Locate the string "részére" in the listing below. Copy every line where it is found.

(begin)

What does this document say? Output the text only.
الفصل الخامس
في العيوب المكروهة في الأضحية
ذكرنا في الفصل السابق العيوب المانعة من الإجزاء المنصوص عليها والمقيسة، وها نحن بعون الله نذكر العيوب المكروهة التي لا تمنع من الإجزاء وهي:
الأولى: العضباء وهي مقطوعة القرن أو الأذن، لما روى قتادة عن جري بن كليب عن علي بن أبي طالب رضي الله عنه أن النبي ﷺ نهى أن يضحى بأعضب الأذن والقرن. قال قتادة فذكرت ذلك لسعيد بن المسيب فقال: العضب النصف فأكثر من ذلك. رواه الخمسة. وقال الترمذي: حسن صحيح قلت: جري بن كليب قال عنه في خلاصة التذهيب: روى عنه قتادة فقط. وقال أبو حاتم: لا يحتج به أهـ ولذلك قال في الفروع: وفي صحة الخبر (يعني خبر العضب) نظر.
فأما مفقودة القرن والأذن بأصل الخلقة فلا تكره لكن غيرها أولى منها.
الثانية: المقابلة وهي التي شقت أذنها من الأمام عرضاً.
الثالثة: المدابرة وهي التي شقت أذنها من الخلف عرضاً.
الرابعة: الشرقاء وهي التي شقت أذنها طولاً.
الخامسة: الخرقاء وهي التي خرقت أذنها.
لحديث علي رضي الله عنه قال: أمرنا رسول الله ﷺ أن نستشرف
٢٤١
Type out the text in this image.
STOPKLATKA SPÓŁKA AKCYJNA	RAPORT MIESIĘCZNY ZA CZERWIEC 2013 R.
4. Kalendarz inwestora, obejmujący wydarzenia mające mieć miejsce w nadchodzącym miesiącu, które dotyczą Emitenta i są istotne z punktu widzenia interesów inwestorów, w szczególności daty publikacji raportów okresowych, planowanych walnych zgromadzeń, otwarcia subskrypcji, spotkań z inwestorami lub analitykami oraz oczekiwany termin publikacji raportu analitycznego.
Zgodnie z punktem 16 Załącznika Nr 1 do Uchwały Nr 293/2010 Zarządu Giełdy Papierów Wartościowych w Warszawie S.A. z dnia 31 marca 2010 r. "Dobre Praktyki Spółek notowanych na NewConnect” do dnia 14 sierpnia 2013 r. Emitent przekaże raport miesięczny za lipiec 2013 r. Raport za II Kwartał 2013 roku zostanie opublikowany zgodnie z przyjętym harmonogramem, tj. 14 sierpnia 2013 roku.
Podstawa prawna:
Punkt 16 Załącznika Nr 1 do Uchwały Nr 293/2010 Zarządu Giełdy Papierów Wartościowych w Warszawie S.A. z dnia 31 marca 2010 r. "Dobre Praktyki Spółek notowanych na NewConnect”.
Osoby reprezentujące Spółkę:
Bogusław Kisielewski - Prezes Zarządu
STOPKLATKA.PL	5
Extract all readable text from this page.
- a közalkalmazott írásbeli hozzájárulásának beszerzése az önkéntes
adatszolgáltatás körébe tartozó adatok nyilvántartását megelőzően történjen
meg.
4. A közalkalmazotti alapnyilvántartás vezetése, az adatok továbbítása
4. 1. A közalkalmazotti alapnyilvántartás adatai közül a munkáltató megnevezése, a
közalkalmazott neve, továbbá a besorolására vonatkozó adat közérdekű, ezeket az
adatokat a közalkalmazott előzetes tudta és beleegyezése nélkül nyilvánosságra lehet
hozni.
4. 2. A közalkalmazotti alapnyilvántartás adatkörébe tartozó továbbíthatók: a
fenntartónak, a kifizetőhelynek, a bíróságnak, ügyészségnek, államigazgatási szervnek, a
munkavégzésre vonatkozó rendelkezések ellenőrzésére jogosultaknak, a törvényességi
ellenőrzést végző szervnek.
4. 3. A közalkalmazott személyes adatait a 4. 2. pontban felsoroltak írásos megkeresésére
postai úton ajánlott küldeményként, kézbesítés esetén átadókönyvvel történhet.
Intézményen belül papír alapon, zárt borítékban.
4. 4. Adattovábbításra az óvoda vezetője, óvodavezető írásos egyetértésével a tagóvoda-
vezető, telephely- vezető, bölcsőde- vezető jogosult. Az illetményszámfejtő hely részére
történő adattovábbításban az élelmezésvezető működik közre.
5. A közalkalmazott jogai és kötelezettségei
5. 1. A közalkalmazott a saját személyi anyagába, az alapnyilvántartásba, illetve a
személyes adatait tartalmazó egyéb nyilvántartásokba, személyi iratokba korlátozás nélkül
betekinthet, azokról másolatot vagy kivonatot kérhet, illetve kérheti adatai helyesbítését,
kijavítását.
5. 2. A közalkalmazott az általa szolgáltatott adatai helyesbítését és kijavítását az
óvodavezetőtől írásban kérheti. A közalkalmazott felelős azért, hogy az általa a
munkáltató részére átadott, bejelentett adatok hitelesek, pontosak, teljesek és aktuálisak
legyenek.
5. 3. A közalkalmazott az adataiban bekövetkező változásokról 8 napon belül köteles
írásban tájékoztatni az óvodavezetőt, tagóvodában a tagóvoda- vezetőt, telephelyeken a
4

(end)

◆ SOLUTION
vezető, telephely- vezető, bölcsőde- vezető jogosult. Az illetményszámfejtő hely részére
munkáltató részére átadott, bejelentett adatok hitelesek, pontosak, teljesek és aktuálisak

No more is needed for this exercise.